■ **WORK TO DO**: Copy out all of the material exactly as presented.

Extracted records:
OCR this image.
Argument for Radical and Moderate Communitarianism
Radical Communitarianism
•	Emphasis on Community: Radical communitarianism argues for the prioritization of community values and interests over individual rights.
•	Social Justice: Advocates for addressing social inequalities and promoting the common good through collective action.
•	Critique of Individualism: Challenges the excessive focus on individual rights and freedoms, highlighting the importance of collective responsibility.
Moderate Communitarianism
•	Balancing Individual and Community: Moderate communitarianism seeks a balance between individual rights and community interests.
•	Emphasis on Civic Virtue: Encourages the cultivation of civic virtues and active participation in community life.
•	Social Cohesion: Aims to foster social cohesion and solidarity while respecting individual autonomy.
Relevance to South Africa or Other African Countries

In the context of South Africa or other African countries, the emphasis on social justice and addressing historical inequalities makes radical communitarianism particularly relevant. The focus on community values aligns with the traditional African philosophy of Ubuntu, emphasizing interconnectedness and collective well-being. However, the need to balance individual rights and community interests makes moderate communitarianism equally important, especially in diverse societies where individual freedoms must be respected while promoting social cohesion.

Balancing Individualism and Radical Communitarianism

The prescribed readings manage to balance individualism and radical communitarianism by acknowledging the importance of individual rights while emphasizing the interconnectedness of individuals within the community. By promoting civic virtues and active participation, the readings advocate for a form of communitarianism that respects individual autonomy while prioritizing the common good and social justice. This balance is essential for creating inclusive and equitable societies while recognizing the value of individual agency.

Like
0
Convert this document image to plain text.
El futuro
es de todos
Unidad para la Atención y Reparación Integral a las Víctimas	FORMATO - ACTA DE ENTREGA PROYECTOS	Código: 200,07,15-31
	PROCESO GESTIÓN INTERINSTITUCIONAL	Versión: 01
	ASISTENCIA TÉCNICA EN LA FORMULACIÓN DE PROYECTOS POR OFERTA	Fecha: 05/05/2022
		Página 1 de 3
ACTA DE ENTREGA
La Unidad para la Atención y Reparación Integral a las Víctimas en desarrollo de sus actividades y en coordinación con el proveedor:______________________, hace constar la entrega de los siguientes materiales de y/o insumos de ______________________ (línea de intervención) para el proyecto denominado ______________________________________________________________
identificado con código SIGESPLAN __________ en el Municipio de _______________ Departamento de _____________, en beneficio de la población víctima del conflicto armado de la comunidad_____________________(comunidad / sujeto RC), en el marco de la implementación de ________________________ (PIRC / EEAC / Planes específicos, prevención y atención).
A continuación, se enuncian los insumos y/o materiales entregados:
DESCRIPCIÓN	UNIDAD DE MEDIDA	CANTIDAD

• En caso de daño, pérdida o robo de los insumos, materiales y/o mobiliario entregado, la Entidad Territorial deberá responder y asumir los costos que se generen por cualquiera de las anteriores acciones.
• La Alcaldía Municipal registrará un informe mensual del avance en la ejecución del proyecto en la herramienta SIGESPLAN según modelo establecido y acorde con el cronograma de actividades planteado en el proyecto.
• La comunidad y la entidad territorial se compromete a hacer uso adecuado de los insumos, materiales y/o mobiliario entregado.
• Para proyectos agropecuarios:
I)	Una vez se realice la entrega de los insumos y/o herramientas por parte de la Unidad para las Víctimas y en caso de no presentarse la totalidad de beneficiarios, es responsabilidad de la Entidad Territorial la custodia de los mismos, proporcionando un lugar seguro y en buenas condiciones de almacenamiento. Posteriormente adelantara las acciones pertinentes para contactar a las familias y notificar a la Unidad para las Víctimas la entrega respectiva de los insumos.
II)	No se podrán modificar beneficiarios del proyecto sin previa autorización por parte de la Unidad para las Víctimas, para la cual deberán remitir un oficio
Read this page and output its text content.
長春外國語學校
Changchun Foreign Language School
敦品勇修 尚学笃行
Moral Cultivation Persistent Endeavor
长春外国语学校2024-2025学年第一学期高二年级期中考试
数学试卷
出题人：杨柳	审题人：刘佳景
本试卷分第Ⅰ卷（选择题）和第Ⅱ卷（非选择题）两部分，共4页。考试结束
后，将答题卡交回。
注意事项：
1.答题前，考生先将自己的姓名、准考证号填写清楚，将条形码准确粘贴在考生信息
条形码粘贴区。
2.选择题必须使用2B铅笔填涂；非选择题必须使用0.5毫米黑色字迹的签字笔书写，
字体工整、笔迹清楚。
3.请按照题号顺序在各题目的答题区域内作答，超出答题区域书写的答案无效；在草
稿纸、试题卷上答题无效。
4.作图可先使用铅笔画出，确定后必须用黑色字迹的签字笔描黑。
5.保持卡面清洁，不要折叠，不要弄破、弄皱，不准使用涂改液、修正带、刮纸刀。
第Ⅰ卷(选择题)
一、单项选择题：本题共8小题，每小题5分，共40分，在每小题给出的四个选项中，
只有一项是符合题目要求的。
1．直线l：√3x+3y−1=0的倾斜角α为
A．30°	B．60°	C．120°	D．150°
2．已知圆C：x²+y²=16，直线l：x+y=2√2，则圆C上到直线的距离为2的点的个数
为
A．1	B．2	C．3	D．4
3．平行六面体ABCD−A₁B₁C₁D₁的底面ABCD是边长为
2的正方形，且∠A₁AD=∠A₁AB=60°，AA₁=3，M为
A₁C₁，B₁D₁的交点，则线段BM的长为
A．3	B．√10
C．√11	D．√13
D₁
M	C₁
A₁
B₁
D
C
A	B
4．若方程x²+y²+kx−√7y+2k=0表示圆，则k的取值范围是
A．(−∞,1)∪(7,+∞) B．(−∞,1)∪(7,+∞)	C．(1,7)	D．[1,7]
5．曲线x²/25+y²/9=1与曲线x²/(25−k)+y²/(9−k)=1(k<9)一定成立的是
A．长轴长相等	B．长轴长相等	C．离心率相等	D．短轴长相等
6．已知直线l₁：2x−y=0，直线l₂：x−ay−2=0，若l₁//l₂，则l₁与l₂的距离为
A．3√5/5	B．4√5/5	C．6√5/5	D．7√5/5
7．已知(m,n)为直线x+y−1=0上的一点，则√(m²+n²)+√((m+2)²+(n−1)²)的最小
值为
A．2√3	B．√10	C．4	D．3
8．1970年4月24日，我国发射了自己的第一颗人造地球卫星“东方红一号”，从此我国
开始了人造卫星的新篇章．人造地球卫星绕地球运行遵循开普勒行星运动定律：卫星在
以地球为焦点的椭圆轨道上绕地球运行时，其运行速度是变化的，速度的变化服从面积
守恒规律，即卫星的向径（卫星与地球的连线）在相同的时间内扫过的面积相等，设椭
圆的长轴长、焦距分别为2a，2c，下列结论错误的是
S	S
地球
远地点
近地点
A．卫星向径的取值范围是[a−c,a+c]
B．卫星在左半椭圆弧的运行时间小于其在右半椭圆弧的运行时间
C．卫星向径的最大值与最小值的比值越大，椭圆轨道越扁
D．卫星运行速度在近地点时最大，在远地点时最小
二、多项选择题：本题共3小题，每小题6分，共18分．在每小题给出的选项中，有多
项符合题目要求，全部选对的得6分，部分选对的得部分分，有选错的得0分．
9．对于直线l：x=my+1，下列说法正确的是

■ **THE ANSWER**:
OCR this image.
Argument for Radical and Moderate Communitarianism
Radical Communitarianism
•	Emphasis on Community: Radical communitarianism argues for the prioritization of community values and interests over individual rights.
•	Social Justice: Advocates for addressing social inequalities and promoting the common good through collective action.
•	Critique of Individualism: Challenges the excessive focus on individual rights and freedoms, highlighting the importance of collective responsibility.
Moderate Communitarianism
•	Balancing Individual and Community: Moderate communitarianism seeks a balance between individual rights and community interests.
•	Emphasis on Civic Virtue: Encourages the cultivation of civic virtues and active participation in community life.
•	Social Cohesion: Aims to foster social cohesion and solidarity while respecting individual autonomy.
Relevance to South Africa or Other African Countries

In the context of South Africa or other African countries, the emphasis on social justice and addressing historical inequalities makes radical communitarianism particularly relevant. The focus on community values aligns with the traditional African philosophy of Ubuntu, emphasizing interconnectedness and collective well-being. However, the need to balance individual rights and community interests makes moderate communitarianism equally important, especially in diverse societies where individual freedoms must be respected while promoting social cohesion.

Balancing Individualism and Radical Communitarianism

The prescribed readings manage to balance individualism and radical communitarianism by acknowledging the importance of individual rights while emphasizing the interconnectedness of individuals within the community. By promoting civic virtues and active participation, the readings advocate for a form of communitarianism that respects individual autonomy while prioritizing the common good and social justice. This balance is essential for creating inclusive and equitable societies while recognizing the value of individual agency.

Like
0
Convert this document image to plain text.
El futuro
es de todos
Unidad para la Atención y Reparación Integral a las Víctimas	FORMATO - ACTA DE ENTREGA PROYECTOS	Código: 200,07,15-31
	PROCESO GESTIÓN INTERINSTITUCIONAL	Versión: 01
	ASISTENCIA TÉCNICA EN LA FORMULACIÓN DE PROYECTOS POR OFERTA	Fecha: 05/05/2022
		Página 1 de 3
ACTA DE ENTREGA
La Unidad para la Atención y Reparación Integral a las Víctimas en desarrollo de sus actividades y en coordinación con el proveedor:______________________, hace constar la entrega de los siguientes materiales de y/o insumos de ______________________ (línea de intervención) para el proyecto denominado ______________________________________________________________
identificado con código SIGESPLAN __________ en el Municipio de _______________ Departamento de _____________, en beneficio de la población víctima del conflicto armado de la comunidad_____________________(comunidad / sujeto RC), en el marco de la implementación de ________________________ (PIRC / EEAC / Planes específicos, prevención y atención).
A continuación, se enuncian los insumos y/o materiales entregados:
DESCRIPCIÓN	UNIDAD DE MEDIDA	CANTIDAD

• En caso de daño, pérdida o robo de los insumos, materiales y/o mobiliario entregado, la Entidad Territorial deberá responder y asumir los costos que se generen por cualquiera de las anteriores acciones.
• La Alcaldía Municipal registrará un informe mensual del avance en la ejecución del proyecto en la herramienta SIGESPLAN según modelo establecido y acorde con el cronograma de actividades planteado en el proyecto.
• La comunidad y la entidad territorial se compromete a hacer uso adecuado de los insumos, materiales y/o mobiliario entregado.
• Para proyectos agropecuarios:
I)	Una vez se realice la entrega de los insumos y/o herramientas por parte de la Unidad para las Víctimas y en caso de no presentarse la totalidad de beneficiarios, es responsabilidad de la Entidad Territorial la custodia de los mismos, proporcionando un lugar seguro y en buenas condiciones de almacenamiento. Posteriormente adelantara las acciones pertinentes para contactar a las familias y notificar a la Unidad para las Víctimas la entrega respectiva de los insumos.
II)	No se podrán modificar beneficiarios del proyecto sin previa autorización por parte de la Unidad para las Víctimas, para la cual deberán remitir un oficio
Read this page and output its text content.
長春外國語學校
Changchun Foreign Language School
敦品勇修 尚学笃行
Moral Cultivation Persistent Endeavor
长春外国语学校2024-2025学年第一学期高二年级期中考试
数学试卷
出题人：杨柳	审题人：刘佳景
本试卷分第Ⅰ卷（选择题）和第Ⅱ卷（非选择题）两部分，共4页。考试结束
后，将答题卡交回。
注意事项：
1.答题前，考生先将自己的姓名、准考证号填写清楚，将条形码准确粘贴在考生信息
条形码粘贴区。
2.选择题必须使用2B铅笔填涂；非选择题必须使用0.5毫米黑色字迹的签字笔书写，
字体工整、笔迹清楚。
3.请按照题号顺序在各题目的答题区域内作答，超出答题区域书写的答案无效；在草
稿纸、试题卷上答题无效。
4.作图可先使用铅笔画出，确定后必须用黑色字迹的签字笔描黑。
5.保持卡面清洁，不要折叠，不要弄破、弄皱，不准使用涂改液、修正带、刮纸刀。
第Ⅰ卷(选择题)
一、单项选择题：本题共8小题，每小题5分，共40分，在每小题给出的四个选项中，
只有一项是符合题目要求的。
1．直线l：√3x+3y−1=0的倾斜角α为
A．30°	B．60°	C．120°	D．150°
2．已知圆C：x²+y²=16，直线l：x+y=2√2，则圆C上到直线的距离为2的点的个数
为
A．1	B．2	C．3	D．4
3．平行六面体ABCD−A₁B₁C₁D₁的底面ABCD是边长为
2的正方形，且∠A₁AD=∠A₁AB=60°，AA₁=3，M为
A₁C₁，B₁D₁的交点，则线段BM的长为
A．3	B．√10
C．√11	D．√13
D₁
M	C₁
A₁
B₁
D
C
A	B
4．若方程x²+y²+kx−√7y+2k=0表示圆，则k的取值范围是
A．(−∞,1)∪(7,+∞) B．(−∞,1)∪(7,+∞)	C．(1,7)	D．[1,7]
5．曲线x²/25+y²/9=1与曲线x²/(25−k)+y²/(9−k)=1(k<9)一定成立的是
A．长轴长相等	B．长轴长相等	C．离心率相等	D．短轴长相等
6．已知直线l₁：2x−y=0，直线l₂：x−ay−2=0，若l₁//l₂，则l₁与l₂的距离为
A．3√5/5	B．4√5/5	C．6√5/5	D．7√5/5
7．已知(m,n)为直线x+y−1=0上的一点，则√(m²+n²)+√((m+2)²+(n−1)²)的最小
值为
A．2√3	B．√10	C．4	D．3
8．1970年4月24日，我国发射了自己的第一颗人造地球卫星“东方红一号”，从此我国
开始了人造卫星的新篇章．人造地球卫星绕地球运行遵循开普勒行星运动定律：卫星在
以地球为焦点的椭圆轨道上绕地球运行时，其运行速度是变化的，速度的变化服从面积
守恒规律，即卫星的向径（卫星与地球的连线）在相同的时间内扫过的面积相等，设椭
圆的长轴长、焦距分别为2a，2c，下列结论错误的是
S	S
地球
远地点
近地点
A．卫星向径的取值范围是[a−c,a+c]
B．卫星在左半椭圆弧的运行时间小于其在右半椭圆弧的运行时间
C．卫星向径的最大值与最小值的比值越大，椭圆轨道越扁
D．卫星运行速度在近地点时最大，在远地点时最小
二、多项选择题：本题共3小题，每小题6分，共18分．在每小题给出的选项中，有多
项符合题目要求，全部选对的得6分，部分选对的得部分分，有选错的得0分．
9．对于直线l：x=my+1，下列说法正确的是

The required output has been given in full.